MATERIAL FOR THIS EXERCISE:

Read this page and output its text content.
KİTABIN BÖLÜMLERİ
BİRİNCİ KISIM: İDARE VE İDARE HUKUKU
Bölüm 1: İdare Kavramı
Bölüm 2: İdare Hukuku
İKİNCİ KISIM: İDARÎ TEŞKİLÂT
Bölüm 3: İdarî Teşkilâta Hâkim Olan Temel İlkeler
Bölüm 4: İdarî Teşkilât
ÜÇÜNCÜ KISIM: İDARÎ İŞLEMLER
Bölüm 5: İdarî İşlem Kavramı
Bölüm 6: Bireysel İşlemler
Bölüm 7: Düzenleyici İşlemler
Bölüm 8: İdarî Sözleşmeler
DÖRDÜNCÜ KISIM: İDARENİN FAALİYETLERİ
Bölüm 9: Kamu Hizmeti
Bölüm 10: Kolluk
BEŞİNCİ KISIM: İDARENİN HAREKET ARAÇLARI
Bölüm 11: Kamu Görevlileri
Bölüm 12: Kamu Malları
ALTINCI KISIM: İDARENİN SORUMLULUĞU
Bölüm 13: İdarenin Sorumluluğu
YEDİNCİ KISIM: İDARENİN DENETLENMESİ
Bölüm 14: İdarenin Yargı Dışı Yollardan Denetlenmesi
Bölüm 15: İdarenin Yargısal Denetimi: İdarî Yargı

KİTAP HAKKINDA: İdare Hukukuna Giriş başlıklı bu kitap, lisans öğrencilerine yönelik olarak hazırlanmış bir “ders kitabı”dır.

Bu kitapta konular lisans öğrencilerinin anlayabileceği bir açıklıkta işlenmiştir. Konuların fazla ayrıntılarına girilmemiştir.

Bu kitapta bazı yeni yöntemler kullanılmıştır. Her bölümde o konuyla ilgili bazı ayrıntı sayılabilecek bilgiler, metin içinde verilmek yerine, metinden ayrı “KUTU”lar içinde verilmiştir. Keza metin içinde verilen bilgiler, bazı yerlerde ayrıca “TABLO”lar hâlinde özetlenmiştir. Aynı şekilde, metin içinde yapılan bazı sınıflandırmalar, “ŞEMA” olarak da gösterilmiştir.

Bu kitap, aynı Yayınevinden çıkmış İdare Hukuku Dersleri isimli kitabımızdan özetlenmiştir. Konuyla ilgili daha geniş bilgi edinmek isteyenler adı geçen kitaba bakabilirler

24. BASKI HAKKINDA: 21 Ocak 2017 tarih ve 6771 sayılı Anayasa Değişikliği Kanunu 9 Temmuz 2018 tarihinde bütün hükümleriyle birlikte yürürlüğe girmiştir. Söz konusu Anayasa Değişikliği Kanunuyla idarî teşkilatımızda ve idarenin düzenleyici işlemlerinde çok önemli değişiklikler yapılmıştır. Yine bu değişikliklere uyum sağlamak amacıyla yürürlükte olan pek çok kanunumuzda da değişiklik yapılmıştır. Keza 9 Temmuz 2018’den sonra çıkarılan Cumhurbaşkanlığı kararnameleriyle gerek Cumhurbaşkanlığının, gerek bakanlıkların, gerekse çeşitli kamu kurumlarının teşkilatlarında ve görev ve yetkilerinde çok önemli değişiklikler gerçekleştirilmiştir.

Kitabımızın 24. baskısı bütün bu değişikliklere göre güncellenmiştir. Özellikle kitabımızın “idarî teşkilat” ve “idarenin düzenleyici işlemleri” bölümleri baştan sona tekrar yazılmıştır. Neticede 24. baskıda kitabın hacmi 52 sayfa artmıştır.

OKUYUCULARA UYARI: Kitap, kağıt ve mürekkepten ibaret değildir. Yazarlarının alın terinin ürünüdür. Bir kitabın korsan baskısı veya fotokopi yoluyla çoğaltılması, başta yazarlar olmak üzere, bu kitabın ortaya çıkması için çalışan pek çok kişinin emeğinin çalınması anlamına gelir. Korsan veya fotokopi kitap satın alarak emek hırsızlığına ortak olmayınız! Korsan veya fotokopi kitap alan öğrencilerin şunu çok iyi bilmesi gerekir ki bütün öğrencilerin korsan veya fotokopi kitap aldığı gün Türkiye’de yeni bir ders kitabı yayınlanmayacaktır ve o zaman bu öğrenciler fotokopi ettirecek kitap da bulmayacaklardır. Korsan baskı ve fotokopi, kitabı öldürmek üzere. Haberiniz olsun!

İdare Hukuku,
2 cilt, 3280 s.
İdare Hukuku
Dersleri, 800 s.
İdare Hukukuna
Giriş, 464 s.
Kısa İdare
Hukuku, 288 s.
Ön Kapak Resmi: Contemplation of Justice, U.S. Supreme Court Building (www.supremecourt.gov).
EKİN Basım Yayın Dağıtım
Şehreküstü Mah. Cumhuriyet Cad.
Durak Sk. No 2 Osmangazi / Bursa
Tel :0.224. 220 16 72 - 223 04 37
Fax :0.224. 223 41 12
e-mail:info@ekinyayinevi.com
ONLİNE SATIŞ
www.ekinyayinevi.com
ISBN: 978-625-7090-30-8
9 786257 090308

OBJECTIVE:
Extract every line above containing the word "İDARENİN".

FINAL RESULT:
DÖRDÜNCÜ KISIM: İDARENİN FAALİYETLERİ
BEŞİNCİ KISIM: İDARENİN HAREKET ARAÇLARI
ALTINCI KISIM: İDARENİN SORUMLULUĞU
YEDİNCİ KISIM: İDARENİN DENETLENMESİ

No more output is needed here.